*DO THIS:*
All of the data should be output character for character, except the pictures.

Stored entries
- - -
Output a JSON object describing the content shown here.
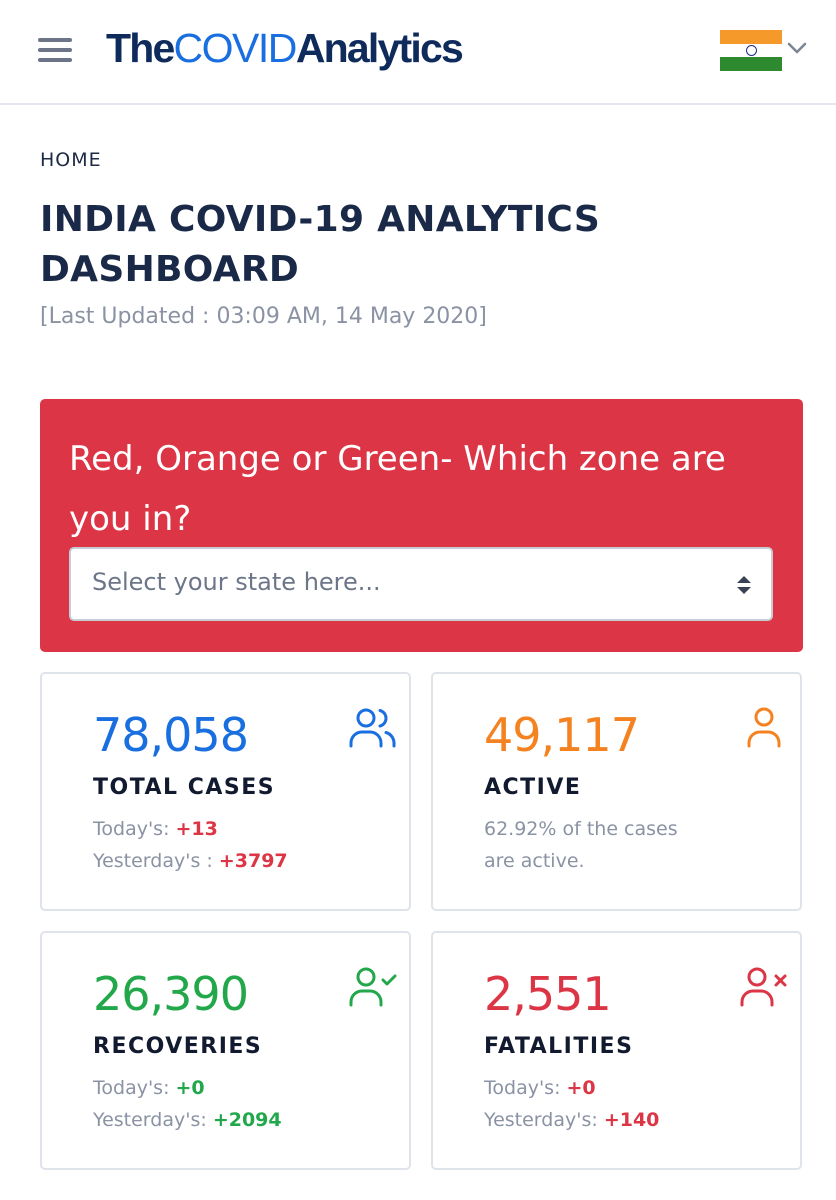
{
  "header": {
    "brand": {
      "part1": "The",
      "part2": "COVID",
      "part3": "Analytics"
    },
    "menu_icon": "hamburger-menu-icon",
    "flag_icon": "india-flag-icon",
    "chevron_icon": "chevron-down-icon"
  },
  "breadcrumb": "HOME",
  "page_title": "INDIA COVID-19 ANALYTICS DASHBOARD",
  "last_updated": "[Last Updated : 03:09 AM, 14 May 2020]",
  "zone": {
    "title": "Red, Orange or Green- Which zone are you in?",
    "select_placeholder": "Select your state here...",
    "background": "#dc3545"
  },
  "cards": {
    "total": {
      "value": "78,058",
      "label": "TOTAL CASES",
      "today_label": "Today's: ",
      "today_value": "+13",
      "yesterday_label": "Yesterday's : ",
      "yesterday_value": "+3797",
      "color": "#1a6fe0",
      "icon": "users-icon"
    },
    "active": {
      "value": "49,117",
      "label": "ACTIVE",
      "note1": "62.92% of the cases",
      "note2": "are active.",
      "color": "#f58220",
      "icon": "user-icon"
    },
    "recoveries": {
      "value": "26,390",
      "label": "RECOVERIES",
      "today_label": "Today's: ",
      "today_value": "+0",
      "yesterday_label": "Yesterday's: ",
      "yesterday_value": "+2094",
      "color": "#22a84b",
      "icon": "user-check-icon"
    },
    "fatalities": {
      "value": "2,551",
      "label": "FATALITIES",
      "today_label": "Today's: ",
      "today_value": "+0",
      "yesterday_label": "Yesterday's: ",
      "yesterday_value": "+140",
      "color": "#dc3545",
      "icon": "user-x-icon"
    }
  }
}
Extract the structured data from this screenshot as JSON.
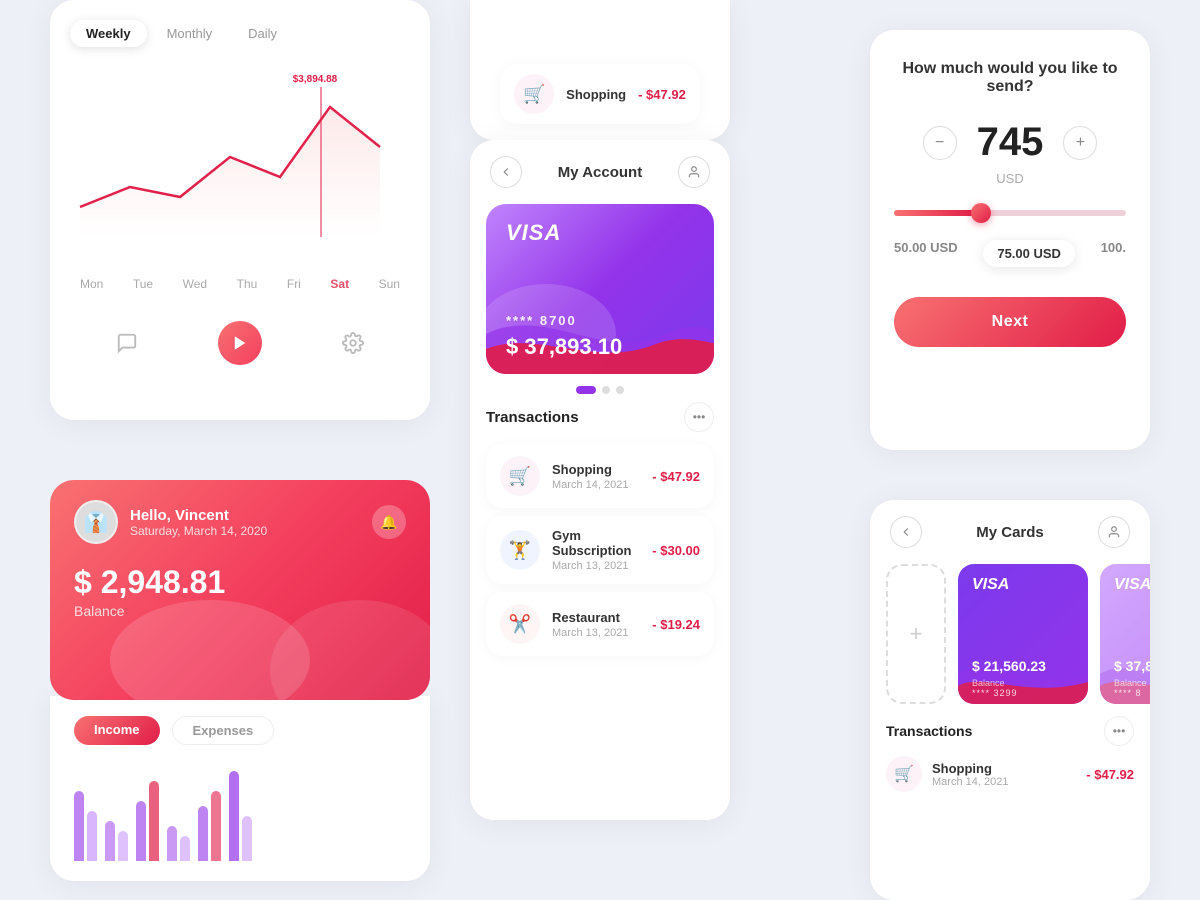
{
  "colors": {
    "primary": "#e11d48",
    "primary_light": "#f87171",
    "purple": "#7c3aed",
    "purple_light": "#c084fc",
    "bg": "#eef0f7"
  },
  "chart_card": {
    "tabs": [
      "Weekly",
      "Monthly",
      "Daily"
    ],
    "active_tab": "Weekly",
    "chart_value": "$3,894.88",
    "days": [
      "Mon",
      "Tue",
      "Wed",
      "Thu",
      "Fri",
      "Sat",
      "Sun"
    ],
    "active_day": "Sat",
    "actions": {
      "chat_icon": "💬",
      "play_icon": "▶",
      "settings_icon": "⚙"
    }
  },
  "hello_card": {
    "greeting": "Hello, Vincent",
    "date": "Saturday, March 14, 2020",
    "balance": "$ 2,948.81",
    "balance_label": "Balance",
    "tabs": [
      "Income",
      "Expenses"
    ],
    "active_tab": "Income"
  },
  "account_card": {
    "title": "My Account",
    "visa_number": "**** 8700",
    "visa_balance": "$ 37,893.10",
    "transactions_title": "Transactions",
    "transactions": [
      {
        "name": "Shopping",
        "date": "March 14, 2021",
        "amount": "- $47.92",
        "icon": "🛒",
        "icon_type": "shopping"
      },
      {
        "name": "Gym Subscription",
        "date": "March 13, 2021",
        "amount": "- $30.00",
        "icon": "🏋",
        "icon_type": "gym"
      },
      {
        "name": "Restaurant",
        "date": "March 13, 2021",
        "amount": "- $19.24",
        "icon": "✂",
        "icon_type": "restaurant"
      }
    ]
  },
  "top_partial": {
    "icon": "🛒",
    "name": "Shopping",
    "amount": "- $47.92"
  },
  "send_card": {
    "title": "How much would you like to send?",
    "amount": "745",
    "currency": "USD",
    "slider_percent": 35,
    "presets": [
      {
        "label": "50.00 USD",
        "highlighted": false
      },
      {
        "label": "75.00 USD",
        "highlighted": true
      },
      {
        "label": "100.",
        "highlighted": false
      }
    ],
    "next_label": "Next"
  },
  "cards_card": {
    "title": "My Cards",
    "cards": [
      {
        "type": "VISA",
        "balance": "$ 21,560.23",
        "balance_label": "Balance",
        "number": "**** 3299",
        "style": "purple"
      },
      {
        "type": "VISA",
        "balance": "$ 37,8",
        "balance_label": "Balance",
        "number": "**** 8",
        "style": "pink"
      }
    ],
    "transactions_title": "Transactions",
    "transactions": [
      {
        "name": "Shopping",
        "date": "March 14, 2021",
        "amount": "- $47.92",
        "icon": "🛒"
      }
    ]
  }
}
- - -
*ANSWER BELOW:*
Output a JSON object describing the content shown here.
{
  "header": {
    "brand": {
      "part1": "The",
      "part2": "COVID",
      "part3": "Analytics"
    },
    "menu_icon": "hamburger-menu-icon",
    "flag_icon": "india-flag-icon",
    "chevron_icon": "chevron-down-icon"
  },
  "breadcrumb": "HOME",
  "page_title": "INDIA COVID-19 ANALYTICS DASHBOARD",
  "last_updated": "[Last Updated : 03:09 AM, 14 May 2020]",
  "zone": {
    "title": "Red, Orange or Green- Which zone are you in?",
    "select_placeholder": "Select your state here...",
    "background": "#dc3545"
  },
  "cards": {
    "total": {
      "value": "78,058",
      "label": "TOTAL CASES",
      "today_label": "Today's: ",
      "today_value": "+13",
      "yesterday_label": "Yesterday's : ",
      "yesterday_value": "+3797",
      "color": "#1a6fe0",
      "icon": "users-icon"
    },
    "active": {
      "value": "49,117",
      "label": "ACTIVE",
      "note1": "62.92% of the cases",
      "note2": "are active.",
      "color": "#f58220",
      "icon": "user-icon"
    },
    "recoveries": {
      "value": "26,390",
      "label": "RECOVERIES",
      "today_label": "Today's: ",
      "today_value": "+0",
      "yesterday_label": "Yesterday's: ",
      "yesterday_value": "+2094",
      "color": "#22a84b",
      "icon": "user-check-icon"
    },
    "fatalities": {
      "value": "2,551",
      "label": "FATALITIES",
      "today_label": "Today's: ",
      "today_value": "+0",
      "yesterday_label": "Yesterday's: ",
      "yesterday_value": "+140",
      "color": "#dc3545",
      "icon": "user-x-icon"
    }
  }
}
Extract the structured data from this screenshot as JSON.
{
  "colors": {
    "primary": "#e11d48",
    "primary_light": "#f87171",
    "purple": "#7c3aed",
    "purple_light": "#c084fc",
    "bg": "#eef0f7"
  },
  "chart_card": {
    "tabs": [
      "Weekly",
      "Monthly",
      "Daily"
    ],
    "active_tab": "Weekly",
    "chart_value": "$3,894.88",
    "days": [
      "Mon",
      "Tue",
      "Wed",
      "Thu",
      "Fri",
      "Sat",
      "Sun"
    ],
    "active_day": "Sat",
    "actions": {
      "chat_icon": "💬",
      "play_icon": "▶",
      "settings_icon": "⚙"
    }
  },
  "hello_card": {
    "greeting": "Hello, Vincent",
    "date": "Saturday, March 14, 2020",
    "balance": "$ 2,948.81",
    "balance_label": "Balance",
    "tabs": [
      "Income",
      "Expenses"
    ],
    "active_tab": "Income"
  },
  "account_card": {
    "title": "My Account",
    "visa_number": "**** 8700",
    "visa_balance": "$ 37,893.10",
    "transactions_title": "Transactions",
    "transactions": [
      {
        "name": "Shopping",
        "date": "March 14, 2021",
        "amount": "- $47.92",
        "icon": "🛒",
        "icon_type": "shopping"
      },
      {
        "name": "Gym Subscription",
        "date": "March 13, 2021",
        "amount": "- $30.00",
        "icon": "🏋",
        "icon_type": "gym"
      },
      {
        "name": "Restaurant",
        "date": "March 13, 2021",
        "amount": "- $19.24",
        "icon": "✂",
        "icon_type": "restaurant"
      }
    ]
  },
  "top_partial": {
    "icon": "🛒",
    "name": "Shopping",
    "amount": "- $47.92"
  },
  "send_card": {
    "title": "How much would you like to send?",
    "amount": "745",
    "currency": "USD",
    "slider_percent": 35,
    "presets": [
      {
        "label": "50.00 USD",
        "highlighted": false
      },
      {
        "label": "75.00 USD",
        "highlighted": true
      },
      {
        "label": "100.",
        "highlighted": false
      }
    ],
    "next_label": "Next"
  },
  "cards_card": {
    "title": "My Cards",
    "cards": [
      {
        "type": "VISA",
        "balance": "$ 21,560.23",
        "balance_label": "Balance",
        "number": "**** 3299",
        "style": "purple"
      },
      {
        "type": "VISA",
        "balance": "$ 37,8",
        "balance_label": "Balance",
        "number": "**** 8",
        "style": "pink"
      }
    ],
    "transactions_title": "Transactions",
    "transactions": [
      {
        "name": "Shopping",
        "date": "March 14, 2021",
        "amount": "- $47.92",
        "icon": "🛒"
      }
    ]
  }
}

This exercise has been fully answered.